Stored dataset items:
++++++

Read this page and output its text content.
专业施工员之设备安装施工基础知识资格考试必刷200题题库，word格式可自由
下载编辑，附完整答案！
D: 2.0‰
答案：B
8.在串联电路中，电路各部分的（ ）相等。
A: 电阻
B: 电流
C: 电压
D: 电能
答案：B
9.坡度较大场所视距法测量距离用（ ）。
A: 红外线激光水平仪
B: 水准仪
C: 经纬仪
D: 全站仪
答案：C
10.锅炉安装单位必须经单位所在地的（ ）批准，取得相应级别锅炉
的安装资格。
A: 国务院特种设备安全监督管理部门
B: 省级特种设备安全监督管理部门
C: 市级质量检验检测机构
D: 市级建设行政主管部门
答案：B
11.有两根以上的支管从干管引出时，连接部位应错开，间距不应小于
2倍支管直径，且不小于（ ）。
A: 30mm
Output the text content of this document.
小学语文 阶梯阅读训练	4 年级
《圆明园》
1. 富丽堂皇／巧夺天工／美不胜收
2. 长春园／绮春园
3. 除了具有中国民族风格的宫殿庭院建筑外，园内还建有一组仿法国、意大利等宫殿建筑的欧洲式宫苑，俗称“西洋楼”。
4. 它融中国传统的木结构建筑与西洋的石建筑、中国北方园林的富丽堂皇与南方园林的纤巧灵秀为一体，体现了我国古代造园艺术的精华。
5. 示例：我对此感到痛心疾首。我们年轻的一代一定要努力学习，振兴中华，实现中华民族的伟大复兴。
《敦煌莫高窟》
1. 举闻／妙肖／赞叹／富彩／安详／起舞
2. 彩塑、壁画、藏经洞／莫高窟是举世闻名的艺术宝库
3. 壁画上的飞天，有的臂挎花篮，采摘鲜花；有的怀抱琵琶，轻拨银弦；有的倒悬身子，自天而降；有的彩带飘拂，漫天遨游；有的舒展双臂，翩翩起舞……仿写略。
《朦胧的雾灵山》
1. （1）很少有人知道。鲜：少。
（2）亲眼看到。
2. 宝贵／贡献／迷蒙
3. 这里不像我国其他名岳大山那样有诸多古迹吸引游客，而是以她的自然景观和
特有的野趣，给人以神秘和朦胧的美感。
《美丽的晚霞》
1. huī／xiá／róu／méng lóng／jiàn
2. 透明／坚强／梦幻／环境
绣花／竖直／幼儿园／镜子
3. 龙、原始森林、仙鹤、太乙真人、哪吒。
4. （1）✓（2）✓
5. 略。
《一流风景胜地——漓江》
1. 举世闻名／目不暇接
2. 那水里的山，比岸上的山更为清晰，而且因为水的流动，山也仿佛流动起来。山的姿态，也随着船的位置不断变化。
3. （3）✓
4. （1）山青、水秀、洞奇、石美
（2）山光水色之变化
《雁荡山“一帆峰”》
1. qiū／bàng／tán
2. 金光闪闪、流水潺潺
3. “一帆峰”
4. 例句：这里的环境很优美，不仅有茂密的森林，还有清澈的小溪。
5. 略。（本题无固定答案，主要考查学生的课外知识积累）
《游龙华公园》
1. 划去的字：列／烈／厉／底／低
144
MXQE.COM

++++++

__What to work on__:
Among the entries above, how many lines hold the string "text"? Give the number by itself.

__Solution below__:
2